#### AIM OF THE TASK:
From the listing below, count the lines where the string "Pablo" occurs. Give the number, with no other words.

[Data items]
####################
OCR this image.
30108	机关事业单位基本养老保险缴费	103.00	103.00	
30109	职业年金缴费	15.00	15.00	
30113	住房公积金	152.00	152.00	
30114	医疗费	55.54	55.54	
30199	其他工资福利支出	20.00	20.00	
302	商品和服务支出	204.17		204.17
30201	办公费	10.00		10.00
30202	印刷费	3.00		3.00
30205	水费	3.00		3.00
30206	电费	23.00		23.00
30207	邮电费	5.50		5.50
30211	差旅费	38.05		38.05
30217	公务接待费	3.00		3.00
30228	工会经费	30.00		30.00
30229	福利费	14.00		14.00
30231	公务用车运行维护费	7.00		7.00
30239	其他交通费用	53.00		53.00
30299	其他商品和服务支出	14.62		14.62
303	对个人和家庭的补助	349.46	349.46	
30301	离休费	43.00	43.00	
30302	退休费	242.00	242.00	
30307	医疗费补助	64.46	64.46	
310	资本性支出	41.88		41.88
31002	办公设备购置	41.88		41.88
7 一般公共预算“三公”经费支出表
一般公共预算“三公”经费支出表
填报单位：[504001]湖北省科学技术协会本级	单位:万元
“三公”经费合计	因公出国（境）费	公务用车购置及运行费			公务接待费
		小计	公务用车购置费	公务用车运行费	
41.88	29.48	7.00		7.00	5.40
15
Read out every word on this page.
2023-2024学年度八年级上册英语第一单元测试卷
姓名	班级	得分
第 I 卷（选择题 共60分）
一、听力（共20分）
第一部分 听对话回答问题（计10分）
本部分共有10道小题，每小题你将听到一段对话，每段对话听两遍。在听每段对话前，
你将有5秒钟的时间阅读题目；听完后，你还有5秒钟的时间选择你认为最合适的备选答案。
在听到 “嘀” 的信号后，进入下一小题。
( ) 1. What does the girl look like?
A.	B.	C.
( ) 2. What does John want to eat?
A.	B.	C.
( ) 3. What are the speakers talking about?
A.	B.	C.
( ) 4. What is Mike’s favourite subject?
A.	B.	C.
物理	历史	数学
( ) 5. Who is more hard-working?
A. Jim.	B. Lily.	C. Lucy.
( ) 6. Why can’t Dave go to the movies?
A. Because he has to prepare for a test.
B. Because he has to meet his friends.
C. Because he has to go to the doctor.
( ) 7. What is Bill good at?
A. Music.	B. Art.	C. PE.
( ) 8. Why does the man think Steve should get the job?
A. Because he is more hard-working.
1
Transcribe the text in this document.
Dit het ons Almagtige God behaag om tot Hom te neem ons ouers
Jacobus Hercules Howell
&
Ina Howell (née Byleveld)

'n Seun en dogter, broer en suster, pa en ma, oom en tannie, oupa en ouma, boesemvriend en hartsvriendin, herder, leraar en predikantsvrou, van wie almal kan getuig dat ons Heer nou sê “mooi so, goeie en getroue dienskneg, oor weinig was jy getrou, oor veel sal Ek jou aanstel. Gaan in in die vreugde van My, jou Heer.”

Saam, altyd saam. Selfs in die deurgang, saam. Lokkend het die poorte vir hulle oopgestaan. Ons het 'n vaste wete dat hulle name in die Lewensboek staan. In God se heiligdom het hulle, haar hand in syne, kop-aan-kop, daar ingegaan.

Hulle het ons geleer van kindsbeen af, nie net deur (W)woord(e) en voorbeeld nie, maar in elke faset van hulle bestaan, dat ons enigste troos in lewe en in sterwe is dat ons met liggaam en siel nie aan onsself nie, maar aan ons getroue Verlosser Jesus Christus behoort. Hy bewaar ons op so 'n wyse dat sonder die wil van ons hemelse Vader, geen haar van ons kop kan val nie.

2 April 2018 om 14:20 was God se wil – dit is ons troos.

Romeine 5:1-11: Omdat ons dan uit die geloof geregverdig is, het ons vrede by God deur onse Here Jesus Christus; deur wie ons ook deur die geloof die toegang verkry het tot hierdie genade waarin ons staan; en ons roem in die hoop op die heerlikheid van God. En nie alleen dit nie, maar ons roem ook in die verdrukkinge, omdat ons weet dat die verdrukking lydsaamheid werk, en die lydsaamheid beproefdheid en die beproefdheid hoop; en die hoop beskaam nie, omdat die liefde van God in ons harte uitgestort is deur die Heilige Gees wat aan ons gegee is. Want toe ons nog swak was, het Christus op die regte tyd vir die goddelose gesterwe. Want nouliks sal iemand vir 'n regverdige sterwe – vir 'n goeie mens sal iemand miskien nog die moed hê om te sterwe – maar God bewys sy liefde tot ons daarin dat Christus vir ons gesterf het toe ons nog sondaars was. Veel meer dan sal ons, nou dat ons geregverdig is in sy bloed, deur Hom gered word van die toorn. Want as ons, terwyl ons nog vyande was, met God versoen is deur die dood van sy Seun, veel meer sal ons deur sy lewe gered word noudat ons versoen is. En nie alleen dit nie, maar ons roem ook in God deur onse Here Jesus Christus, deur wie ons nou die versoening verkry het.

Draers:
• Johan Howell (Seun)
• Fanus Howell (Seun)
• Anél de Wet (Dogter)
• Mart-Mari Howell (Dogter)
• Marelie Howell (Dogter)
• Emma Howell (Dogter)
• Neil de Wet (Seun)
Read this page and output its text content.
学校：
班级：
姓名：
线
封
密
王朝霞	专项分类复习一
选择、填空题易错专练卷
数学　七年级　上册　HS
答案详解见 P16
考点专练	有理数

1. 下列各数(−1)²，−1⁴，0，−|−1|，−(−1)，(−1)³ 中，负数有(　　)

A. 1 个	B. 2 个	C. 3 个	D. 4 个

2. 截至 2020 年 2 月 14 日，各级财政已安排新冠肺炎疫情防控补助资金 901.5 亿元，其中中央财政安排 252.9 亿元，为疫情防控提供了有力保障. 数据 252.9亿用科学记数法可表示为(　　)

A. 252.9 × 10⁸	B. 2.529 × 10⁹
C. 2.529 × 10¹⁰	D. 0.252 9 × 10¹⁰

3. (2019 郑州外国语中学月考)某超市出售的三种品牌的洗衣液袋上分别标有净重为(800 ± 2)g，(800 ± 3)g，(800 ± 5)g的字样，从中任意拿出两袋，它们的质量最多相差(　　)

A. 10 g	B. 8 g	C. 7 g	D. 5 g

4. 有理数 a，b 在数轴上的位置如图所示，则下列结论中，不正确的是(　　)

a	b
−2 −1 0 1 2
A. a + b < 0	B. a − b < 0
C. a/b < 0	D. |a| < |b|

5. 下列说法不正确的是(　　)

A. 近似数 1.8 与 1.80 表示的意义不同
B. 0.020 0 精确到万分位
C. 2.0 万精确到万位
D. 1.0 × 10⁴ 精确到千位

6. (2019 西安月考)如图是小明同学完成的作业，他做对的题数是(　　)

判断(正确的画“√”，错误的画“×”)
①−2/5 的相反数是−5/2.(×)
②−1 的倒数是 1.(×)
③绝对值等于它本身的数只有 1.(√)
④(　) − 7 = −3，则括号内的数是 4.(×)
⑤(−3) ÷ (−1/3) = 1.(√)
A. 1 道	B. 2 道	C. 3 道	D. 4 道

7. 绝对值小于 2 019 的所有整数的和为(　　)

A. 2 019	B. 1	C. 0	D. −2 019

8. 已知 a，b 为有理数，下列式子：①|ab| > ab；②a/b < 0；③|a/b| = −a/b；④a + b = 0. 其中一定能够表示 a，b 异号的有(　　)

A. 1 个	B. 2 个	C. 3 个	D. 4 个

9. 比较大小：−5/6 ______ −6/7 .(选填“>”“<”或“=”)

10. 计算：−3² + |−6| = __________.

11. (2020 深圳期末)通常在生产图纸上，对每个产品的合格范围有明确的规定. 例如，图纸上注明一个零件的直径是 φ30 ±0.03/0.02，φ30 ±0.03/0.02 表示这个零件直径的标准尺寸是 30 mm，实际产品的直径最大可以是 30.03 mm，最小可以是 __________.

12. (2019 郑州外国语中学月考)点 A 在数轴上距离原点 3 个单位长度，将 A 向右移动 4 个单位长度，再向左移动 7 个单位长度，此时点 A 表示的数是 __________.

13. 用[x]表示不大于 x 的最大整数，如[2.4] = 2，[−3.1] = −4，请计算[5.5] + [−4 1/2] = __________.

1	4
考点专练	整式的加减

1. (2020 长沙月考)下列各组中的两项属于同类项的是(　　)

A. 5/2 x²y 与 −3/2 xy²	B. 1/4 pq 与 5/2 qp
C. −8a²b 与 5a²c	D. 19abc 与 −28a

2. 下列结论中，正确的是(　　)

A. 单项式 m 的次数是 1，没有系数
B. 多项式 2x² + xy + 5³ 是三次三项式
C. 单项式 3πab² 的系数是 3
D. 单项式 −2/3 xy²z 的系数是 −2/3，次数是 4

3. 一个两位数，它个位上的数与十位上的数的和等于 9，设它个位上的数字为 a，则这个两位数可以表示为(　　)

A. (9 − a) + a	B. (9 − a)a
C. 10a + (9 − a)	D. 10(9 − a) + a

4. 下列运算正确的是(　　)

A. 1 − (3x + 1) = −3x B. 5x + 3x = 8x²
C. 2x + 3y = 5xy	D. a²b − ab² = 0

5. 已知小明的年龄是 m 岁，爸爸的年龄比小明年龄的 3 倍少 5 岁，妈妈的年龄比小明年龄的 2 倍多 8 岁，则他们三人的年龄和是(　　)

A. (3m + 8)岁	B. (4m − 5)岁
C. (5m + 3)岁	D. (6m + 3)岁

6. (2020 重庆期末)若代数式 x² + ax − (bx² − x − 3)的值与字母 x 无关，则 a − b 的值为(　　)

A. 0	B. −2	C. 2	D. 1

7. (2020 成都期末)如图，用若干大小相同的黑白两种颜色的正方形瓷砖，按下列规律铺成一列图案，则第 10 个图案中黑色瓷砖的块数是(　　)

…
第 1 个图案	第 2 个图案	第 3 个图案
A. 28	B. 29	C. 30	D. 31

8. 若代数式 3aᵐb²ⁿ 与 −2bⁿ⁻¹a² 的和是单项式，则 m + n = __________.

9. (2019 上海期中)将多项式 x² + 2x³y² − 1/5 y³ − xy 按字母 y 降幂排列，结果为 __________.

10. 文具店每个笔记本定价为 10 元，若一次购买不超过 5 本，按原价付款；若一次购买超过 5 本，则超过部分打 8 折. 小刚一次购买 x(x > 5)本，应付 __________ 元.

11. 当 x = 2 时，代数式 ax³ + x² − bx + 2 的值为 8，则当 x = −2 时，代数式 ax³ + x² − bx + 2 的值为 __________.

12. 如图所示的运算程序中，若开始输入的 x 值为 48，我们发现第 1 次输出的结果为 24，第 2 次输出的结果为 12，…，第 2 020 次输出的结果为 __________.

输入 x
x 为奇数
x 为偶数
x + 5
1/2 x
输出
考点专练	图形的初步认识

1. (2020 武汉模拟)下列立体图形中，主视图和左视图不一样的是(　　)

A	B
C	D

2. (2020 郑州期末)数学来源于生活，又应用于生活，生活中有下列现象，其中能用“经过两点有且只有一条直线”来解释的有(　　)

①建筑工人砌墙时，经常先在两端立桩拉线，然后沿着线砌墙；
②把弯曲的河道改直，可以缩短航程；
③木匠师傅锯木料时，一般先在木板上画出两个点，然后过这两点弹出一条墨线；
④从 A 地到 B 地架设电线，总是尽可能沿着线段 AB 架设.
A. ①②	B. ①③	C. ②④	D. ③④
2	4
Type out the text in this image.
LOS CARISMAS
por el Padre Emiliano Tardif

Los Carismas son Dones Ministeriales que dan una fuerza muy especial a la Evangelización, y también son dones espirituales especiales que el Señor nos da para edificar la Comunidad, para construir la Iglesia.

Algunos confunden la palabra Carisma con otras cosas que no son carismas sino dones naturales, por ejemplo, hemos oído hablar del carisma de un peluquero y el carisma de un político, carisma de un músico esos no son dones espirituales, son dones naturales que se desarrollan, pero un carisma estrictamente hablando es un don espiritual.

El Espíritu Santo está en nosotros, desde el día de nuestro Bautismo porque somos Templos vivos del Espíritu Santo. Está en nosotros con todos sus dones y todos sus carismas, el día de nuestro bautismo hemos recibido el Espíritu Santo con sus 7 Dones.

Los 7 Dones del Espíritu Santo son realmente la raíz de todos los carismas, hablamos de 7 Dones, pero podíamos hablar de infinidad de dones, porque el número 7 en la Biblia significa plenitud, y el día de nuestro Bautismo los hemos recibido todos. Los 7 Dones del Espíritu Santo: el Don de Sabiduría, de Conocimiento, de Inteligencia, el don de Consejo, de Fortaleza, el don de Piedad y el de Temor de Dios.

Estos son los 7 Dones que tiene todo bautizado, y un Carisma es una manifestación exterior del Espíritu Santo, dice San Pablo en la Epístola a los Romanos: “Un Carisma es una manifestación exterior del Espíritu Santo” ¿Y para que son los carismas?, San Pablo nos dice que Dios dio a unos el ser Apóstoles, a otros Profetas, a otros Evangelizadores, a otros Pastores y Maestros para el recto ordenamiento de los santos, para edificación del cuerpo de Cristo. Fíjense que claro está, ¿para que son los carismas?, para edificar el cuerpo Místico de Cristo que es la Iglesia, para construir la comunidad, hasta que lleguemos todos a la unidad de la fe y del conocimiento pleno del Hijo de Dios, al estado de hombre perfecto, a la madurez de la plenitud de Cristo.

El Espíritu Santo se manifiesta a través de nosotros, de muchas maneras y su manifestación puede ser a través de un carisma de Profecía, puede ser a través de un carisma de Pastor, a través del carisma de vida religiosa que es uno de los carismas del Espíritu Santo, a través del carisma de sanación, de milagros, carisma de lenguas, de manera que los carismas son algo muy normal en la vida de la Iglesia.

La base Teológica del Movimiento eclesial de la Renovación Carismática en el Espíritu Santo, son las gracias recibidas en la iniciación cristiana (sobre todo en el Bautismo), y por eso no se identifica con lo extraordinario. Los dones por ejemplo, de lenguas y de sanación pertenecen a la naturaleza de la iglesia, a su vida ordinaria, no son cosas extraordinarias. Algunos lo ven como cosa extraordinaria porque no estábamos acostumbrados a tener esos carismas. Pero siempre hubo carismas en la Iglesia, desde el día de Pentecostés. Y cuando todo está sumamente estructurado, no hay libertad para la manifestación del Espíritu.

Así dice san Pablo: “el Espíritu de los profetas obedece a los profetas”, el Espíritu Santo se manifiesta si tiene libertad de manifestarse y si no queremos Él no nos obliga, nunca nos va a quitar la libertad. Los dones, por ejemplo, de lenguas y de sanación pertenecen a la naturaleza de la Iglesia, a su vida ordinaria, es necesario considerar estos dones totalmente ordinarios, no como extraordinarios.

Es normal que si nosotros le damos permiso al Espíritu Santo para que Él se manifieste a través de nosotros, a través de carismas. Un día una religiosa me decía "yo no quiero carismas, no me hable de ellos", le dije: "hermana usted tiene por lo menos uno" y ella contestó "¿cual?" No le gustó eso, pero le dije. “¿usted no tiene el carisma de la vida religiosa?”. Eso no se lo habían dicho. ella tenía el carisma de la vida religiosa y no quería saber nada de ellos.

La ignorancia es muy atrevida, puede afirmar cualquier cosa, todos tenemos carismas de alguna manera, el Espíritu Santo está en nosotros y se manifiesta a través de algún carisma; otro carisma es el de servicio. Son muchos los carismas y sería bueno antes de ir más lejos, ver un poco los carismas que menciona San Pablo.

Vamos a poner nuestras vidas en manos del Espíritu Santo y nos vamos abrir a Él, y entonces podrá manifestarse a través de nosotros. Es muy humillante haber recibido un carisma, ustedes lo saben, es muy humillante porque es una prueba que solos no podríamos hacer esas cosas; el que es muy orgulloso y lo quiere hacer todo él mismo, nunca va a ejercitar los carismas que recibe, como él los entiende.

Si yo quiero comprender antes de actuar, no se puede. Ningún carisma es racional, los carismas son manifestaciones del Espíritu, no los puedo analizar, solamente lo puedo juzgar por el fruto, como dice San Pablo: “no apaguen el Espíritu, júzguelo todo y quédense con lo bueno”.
####################
#### PROBLEM SOLUTION:
4